* [Problem to work on] Copy out the lines that include the word "this".

* [Items from a dataset]
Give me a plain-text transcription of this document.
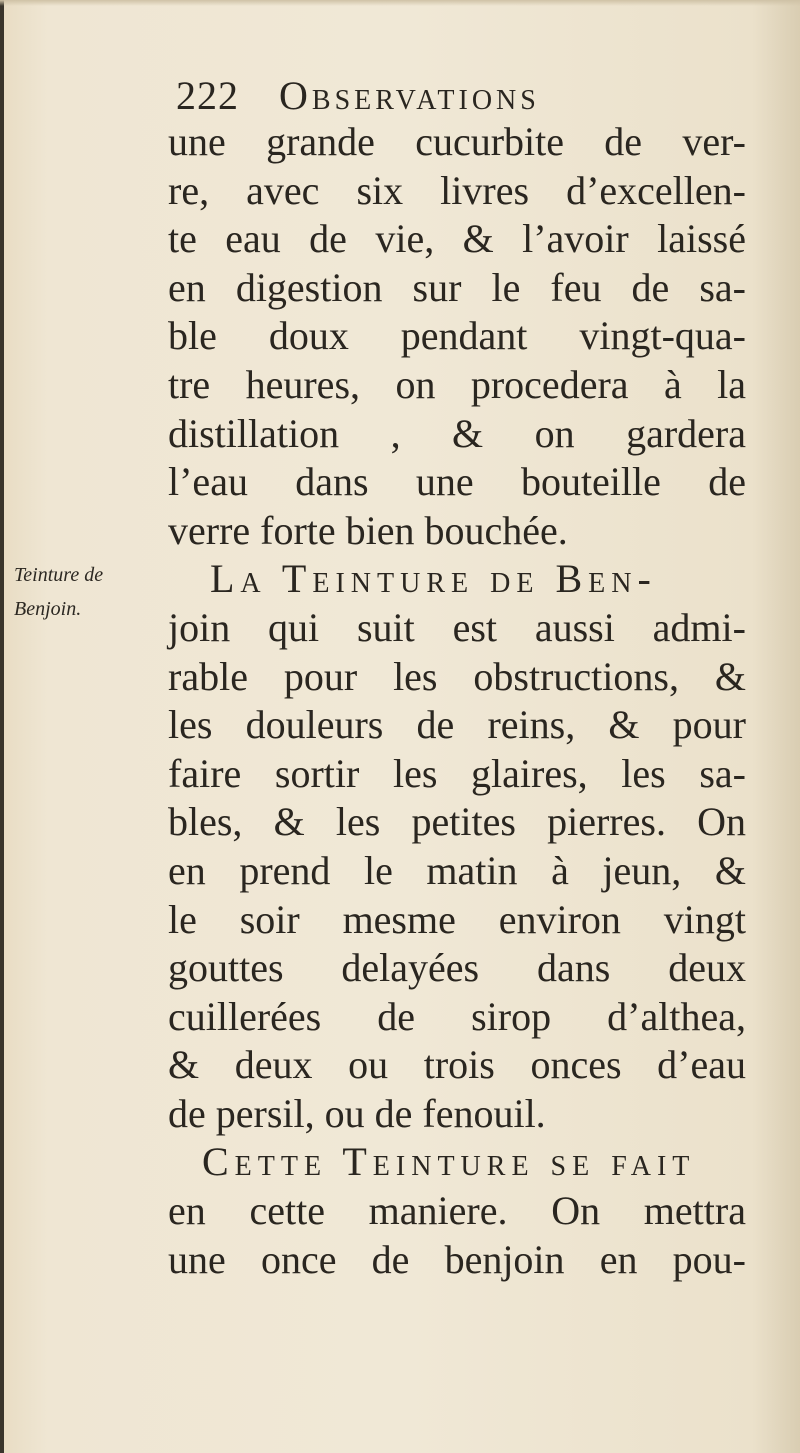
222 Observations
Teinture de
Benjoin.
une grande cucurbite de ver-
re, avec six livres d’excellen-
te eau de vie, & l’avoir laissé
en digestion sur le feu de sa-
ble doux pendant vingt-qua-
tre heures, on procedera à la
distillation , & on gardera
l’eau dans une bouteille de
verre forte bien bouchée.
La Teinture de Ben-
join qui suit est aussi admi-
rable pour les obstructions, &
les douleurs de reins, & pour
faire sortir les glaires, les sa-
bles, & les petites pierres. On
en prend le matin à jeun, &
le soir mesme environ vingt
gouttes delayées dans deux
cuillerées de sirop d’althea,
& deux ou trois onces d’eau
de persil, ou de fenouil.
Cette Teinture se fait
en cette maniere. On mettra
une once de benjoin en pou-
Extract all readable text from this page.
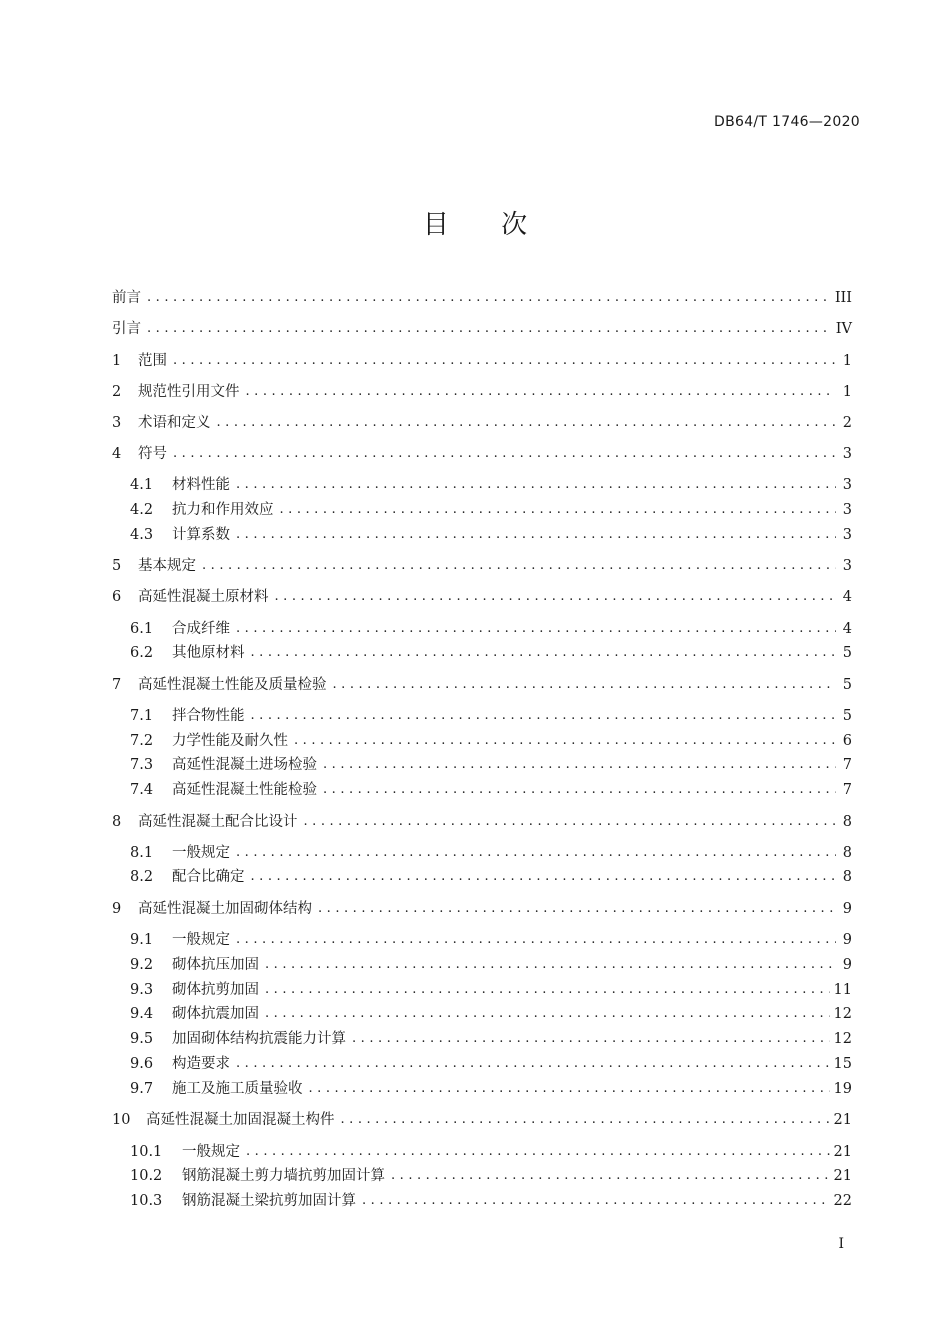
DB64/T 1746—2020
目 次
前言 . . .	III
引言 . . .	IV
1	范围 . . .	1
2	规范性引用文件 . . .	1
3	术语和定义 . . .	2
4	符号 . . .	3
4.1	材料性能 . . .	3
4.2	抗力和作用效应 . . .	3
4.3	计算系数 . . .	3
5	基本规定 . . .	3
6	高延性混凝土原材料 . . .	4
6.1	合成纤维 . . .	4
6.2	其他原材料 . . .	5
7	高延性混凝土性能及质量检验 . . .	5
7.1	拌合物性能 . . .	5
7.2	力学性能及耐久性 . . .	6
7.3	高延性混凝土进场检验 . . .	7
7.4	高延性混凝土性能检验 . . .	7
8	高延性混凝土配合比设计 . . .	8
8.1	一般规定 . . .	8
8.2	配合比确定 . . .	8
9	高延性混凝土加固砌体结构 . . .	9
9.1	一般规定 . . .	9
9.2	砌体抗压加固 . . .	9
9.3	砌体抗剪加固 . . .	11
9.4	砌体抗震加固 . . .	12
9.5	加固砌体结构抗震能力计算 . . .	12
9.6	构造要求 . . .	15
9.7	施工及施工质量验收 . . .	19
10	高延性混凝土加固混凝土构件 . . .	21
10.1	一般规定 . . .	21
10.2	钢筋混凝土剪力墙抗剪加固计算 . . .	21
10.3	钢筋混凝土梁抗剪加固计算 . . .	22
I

* [Response to the task]
Give me a plain-text transcription of this document.
Extract all readable text from this page.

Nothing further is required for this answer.